_AIM OF THE EXERCISE_
Within the records below, find each line that holds the string "Solicitudes", then copy it.

[Stored entries]
_____

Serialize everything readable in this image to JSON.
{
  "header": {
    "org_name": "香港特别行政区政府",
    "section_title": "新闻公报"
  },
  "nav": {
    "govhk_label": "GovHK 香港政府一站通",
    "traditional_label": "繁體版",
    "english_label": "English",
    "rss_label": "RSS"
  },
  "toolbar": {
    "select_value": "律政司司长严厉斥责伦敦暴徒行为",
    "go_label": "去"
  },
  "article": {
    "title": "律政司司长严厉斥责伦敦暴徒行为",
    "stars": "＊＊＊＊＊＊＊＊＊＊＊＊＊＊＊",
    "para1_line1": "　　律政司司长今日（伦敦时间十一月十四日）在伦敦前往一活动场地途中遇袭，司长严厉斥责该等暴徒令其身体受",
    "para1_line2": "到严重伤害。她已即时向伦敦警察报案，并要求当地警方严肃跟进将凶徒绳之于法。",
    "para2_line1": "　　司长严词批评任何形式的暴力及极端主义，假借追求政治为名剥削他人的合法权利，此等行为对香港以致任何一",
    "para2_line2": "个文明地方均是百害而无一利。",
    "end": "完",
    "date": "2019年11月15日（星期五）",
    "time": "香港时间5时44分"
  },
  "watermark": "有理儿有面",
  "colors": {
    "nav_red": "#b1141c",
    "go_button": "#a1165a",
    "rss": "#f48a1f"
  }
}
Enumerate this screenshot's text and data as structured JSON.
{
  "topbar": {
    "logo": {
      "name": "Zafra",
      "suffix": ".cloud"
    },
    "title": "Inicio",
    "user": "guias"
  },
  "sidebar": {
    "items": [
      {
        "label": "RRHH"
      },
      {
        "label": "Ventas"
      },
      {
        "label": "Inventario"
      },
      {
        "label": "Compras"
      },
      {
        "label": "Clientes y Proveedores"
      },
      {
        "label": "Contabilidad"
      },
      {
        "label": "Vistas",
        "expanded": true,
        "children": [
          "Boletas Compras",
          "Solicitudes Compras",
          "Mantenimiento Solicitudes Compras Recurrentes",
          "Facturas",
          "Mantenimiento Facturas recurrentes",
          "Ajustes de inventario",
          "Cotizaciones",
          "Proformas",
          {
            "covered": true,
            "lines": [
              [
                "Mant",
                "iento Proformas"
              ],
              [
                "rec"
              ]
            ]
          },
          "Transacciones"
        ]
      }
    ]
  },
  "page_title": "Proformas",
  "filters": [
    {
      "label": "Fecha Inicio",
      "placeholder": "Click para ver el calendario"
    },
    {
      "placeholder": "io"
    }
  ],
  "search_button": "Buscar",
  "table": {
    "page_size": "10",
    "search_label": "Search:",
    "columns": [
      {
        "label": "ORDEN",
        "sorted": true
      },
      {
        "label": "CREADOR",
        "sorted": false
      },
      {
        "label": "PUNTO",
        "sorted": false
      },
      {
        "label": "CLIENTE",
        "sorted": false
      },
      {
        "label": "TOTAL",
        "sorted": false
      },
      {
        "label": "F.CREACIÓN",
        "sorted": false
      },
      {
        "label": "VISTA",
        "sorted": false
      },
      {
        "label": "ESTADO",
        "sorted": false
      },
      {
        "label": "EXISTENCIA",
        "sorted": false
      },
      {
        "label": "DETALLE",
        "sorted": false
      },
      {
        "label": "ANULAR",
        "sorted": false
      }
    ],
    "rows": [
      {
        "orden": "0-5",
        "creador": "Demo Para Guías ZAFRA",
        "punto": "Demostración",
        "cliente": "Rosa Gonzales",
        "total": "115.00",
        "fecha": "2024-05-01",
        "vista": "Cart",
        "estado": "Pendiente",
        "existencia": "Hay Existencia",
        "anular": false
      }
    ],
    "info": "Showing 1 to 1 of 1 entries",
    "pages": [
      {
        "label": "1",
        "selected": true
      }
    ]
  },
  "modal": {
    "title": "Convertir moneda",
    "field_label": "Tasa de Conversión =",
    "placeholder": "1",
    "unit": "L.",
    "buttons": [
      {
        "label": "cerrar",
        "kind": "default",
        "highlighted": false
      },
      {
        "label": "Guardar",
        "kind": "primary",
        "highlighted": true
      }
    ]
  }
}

_____

_SOLUTION TO THE PROBLEM_
          "Solicitudes Compras",
          "Mantenimiento Solicitudes Compras Recurrentes",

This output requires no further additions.